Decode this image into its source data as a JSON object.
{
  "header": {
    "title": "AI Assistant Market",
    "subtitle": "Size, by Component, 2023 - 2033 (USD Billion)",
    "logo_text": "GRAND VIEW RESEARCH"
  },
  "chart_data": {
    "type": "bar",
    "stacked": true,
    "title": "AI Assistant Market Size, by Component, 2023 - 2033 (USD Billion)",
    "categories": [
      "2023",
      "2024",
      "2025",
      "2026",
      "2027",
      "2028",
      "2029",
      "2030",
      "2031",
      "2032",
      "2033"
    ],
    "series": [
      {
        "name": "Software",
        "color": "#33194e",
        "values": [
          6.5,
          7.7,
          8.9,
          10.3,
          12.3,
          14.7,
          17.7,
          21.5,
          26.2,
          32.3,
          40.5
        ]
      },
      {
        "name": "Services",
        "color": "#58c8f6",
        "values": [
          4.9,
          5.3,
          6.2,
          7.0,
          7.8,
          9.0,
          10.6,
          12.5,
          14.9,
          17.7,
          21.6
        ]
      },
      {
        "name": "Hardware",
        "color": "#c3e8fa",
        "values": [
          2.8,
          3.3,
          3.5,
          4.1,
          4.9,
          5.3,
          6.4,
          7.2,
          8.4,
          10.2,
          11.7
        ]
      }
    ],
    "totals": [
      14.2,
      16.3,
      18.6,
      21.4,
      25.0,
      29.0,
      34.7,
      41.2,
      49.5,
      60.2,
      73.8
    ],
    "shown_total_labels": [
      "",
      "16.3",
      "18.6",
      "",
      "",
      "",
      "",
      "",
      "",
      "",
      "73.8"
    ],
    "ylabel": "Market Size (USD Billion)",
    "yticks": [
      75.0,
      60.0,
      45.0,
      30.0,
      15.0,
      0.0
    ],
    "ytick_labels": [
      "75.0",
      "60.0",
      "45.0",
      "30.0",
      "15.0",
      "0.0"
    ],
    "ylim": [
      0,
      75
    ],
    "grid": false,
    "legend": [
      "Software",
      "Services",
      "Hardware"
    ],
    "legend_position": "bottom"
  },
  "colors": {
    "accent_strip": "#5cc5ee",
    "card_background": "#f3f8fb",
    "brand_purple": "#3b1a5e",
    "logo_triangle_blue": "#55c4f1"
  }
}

+---+

* Problem description
Track down all lines above with the string "Market" and copy them.

* Worked solution
    "title": "AI Assistant Market",
    "title": "AI Assistant Market Size, by Component, 2023 - 2033 (USD Billion)",
    "ylabel": "Market Size (USD Billion)",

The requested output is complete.